====== SOURCE RECORDS ======

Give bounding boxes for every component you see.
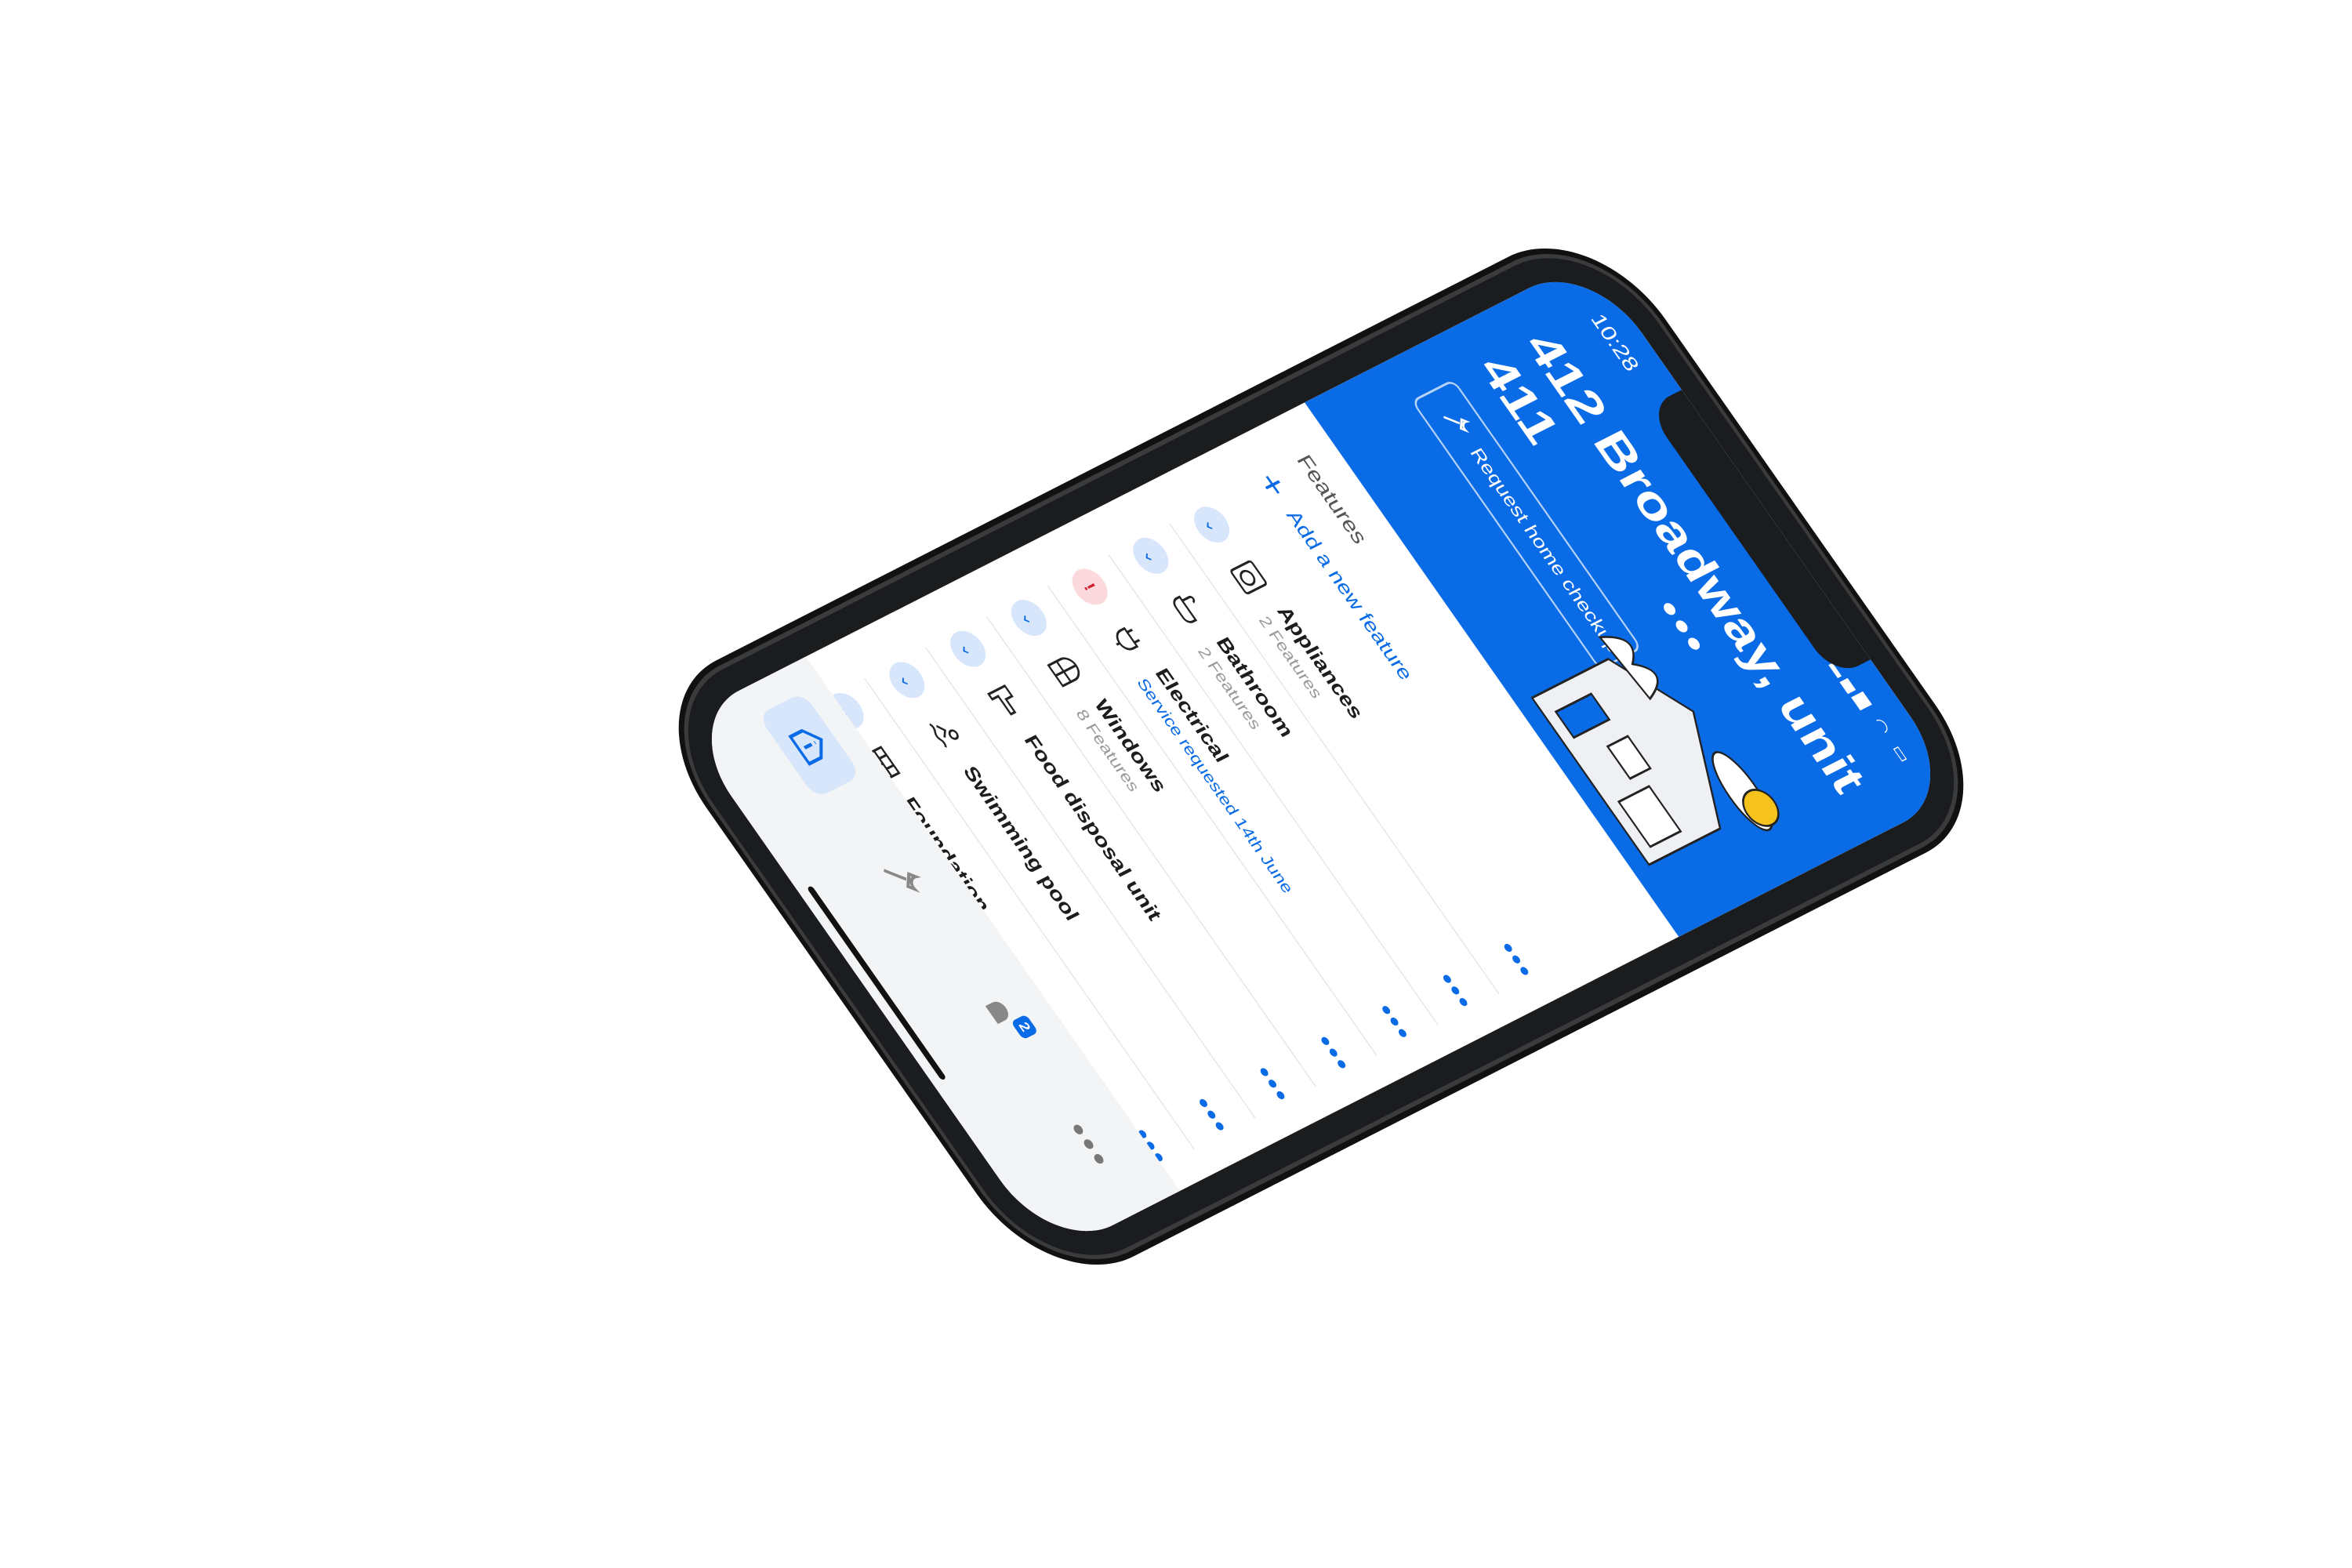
feature-more-button[interactable]: •••: [1250, 1062, 1297, 1108]
wrench-icon: [875, 853, 931, 905]
app-screen: 10:28 ▂▄▆ ◠ ▭ 412 Broadway, unit 411 •••…: [678, 257, 1964, 1256]
chevron-down-icon[interactable]: ⌄: [882, 656, 932, 704]
pipe-icon: [978, 677, 1031, 727]
chevron-down-icon[interactable]: ⌄: [1186, 501, 1237, 549]
window-icon: [1039, 645, 1092, 695]
feature-more-button[interactable]: •••: [1372, 1000, 1418, 1046]
plus-icon: +: [1250, 466, 1295, 503]
battery-icon: ▭: [1888, 742, 1918, 770]
phone-device: 10:28 ▂▄▆ ◠ ▭ 412 Broadway, unit 411 •••…: [646, 227, 1996, 1287]
washing-machine-icon: [1221, 552, 1275, 602]
feature-more-button[interactable]: •••: [1311, 1031, 1357, 1077]
chevron-down-icon[interactable]: ⌄: [1126, 532, 1176, 579]
status-time: 10:28: [1585, 310, 1644, 375]
swimmer-icon: [917, 707, 971, 757]
plug-icon: [1100, 614, 1153, 664]
wrench-icon: [1435, 405, 1477, 443]
feature-more-button[interactable]: •••: [1432, 969, 1479, 1015]
home-info-icon: [782, 720, 838, 771]
wifi-icon: ◠: [1869, 714, 1898, 742]
chevron-down-icon[interactable]: ⌄: [942, 625, 993, 673]
alert-icon[interactable]: !: [1065, 563, 1115, 611]
more-icon: •••: [1061, 1117, 1120, 1175]
feature-more-button[interactable]: •••: [1189, 1093, 1236, 1139]
product-render: 10:28 ▂▄▆ ◠ ▭ 412 Broadway, unit 411 •••…: [0, 0, 2352, 1568]
chevron-down-icon[interactable]: ⌄: [1004, 594, 1054, 641]
feature-more-button[interactable]: •••: [1494, 938, 1541, 984]
bathtub-icon: [1161, 583, 1214, 633]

======

EXERCISE REQUIREMENTS.
Reproduce the entries above with every occurrence of "chevron-down-icon" replaced by "expand-icon" and all other text unchanged. Omit the pictures.

EXPECTED ANSWER.
Give bounding boxes for every component you see.
feature-more-button[interactable]: •••: [1250, 1062, 1297, 1108]
wrench-icon: [875, 853, 931, 905]
app-screen: 10:28 ▂▄▆ ◠ ▭ 412 Broadway, unit 411 •••…: [678, 257, 1964, 1256]
expand-icon[interactable]: ⌄: [882, 656, 932, 704]
pipe-icon: [978, 677, 1031, 727]
expand-icon[interactable]: ⌄: [1186, 501, 1237, 549]
window-icon: [1039, 645, 1092, 695]
feature-more-button[interactable]: •••: [1372, 1000, 1418, 1046]
plus-icon: +: [1250, 466, 1295, 503]
battery-icon: ▭: [1888, 742, 1918, 770]
phone-device: 10:28 ▂▄▆ ◠ ▭ 412 Broadway, unit 411 •••…: [646, 227, 1996, 1287]
washing-machine-icon: [1221, 552, 1275, 602]
feature-more-button[interactable]: •••: [1311, 1031, 1357, 1077]
expand-icon[interactable]: ⌄: [1126, 532, 1176, 579]
status-time: 10:28: [1585, 310, 1644, 375]
swimmer-icon: [917, 707, 971, 757]
plug-icon: [1100, 614, 1153, 664]
wrench-icon: [1435, 405, 1477, 443]
feature-more-button[interactable]: •••: [1432, 969, 1479, 1015]
home-info-icon: [782, 720, 838, 771]
wifi-icon: ◠: [1869, 714, 1898, 742]
expand-icon[interactable]: ⌄: [942, 625, 993, 673]
alert-icon[interactable]: !: [1065, 563, 1115, 611]
more-icon: •••: [1061, 1117, 1120, 1175]
feature-more-button[interactable]: •••: [1189, 1093, 1236, 1139]
product-render: 10:28 ▂▄▆ ◠ ▭ 412 Broadway, unit 411 •••…: [0, 0, 2352, 1568]
expand-icon[interactable]: ⌄: [1004, 594, 1054, 641]
feature-more-button[interactable]: •••: [1494, 938, 1541, 984]
bathtub-icon: [1161, 583, 1214, 633]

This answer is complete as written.